- [Aim of the task]:
Find each line with the word "noodreparatieset" and copy it.
------------------------------------------------
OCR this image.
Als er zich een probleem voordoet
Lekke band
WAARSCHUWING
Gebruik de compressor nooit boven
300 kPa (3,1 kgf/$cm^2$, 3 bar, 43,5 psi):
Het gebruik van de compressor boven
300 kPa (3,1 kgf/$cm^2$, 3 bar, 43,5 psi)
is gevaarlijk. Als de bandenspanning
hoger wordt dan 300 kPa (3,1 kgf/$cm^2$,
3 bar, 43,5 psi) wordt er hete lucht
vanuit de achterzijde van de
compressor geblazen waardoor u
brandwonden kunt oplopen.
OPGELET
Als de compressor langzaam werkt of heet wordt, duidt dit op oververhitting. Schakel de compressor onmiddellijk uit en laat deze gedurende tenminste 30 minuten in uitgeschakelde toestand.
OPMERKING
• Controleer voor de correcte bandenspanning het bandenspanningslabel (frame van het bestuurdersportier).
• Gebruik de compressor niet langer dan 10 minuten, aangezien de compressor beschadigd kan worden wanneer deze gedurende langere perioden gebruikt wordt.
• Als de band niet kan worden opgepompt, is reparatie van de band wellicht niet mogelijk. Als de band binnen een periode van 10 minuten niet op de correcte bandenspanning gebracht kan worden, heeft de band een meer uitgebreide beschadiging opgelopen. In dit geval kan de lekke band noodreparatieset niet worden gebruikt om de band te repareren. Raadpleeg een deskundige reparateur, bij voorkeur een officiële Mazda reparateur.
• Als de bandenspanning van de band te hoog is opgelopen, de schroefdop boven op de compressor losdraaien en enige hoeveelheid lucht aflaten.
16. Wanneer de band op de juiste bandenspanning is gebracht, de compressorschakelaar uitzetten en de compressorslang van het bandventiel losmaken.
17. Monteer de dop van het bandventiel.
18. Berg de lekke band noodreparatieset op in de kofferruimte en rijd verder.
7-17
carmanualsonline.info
------------------------------------------------
- [Answer in full]:
• Als de band niet kan worden opgepompt, is reparatie van de band wellicht niet mogelijk. Als de band binnen een periode van 10 minuten niet op de correcte bandenspanning gebracht kan worden, heeft de band een meer uitgebreide beschadiging opgelopen. In dit geval kan de lekke band noodreparatieset niet worden gebruikt om de band te repareren. Raadpleeg een deskundige reparateur, bij voorkeur een officiële Mazda reparateur.
18. Berg de lekke band noodreparatieset op in de kofferruimte en rijd verder.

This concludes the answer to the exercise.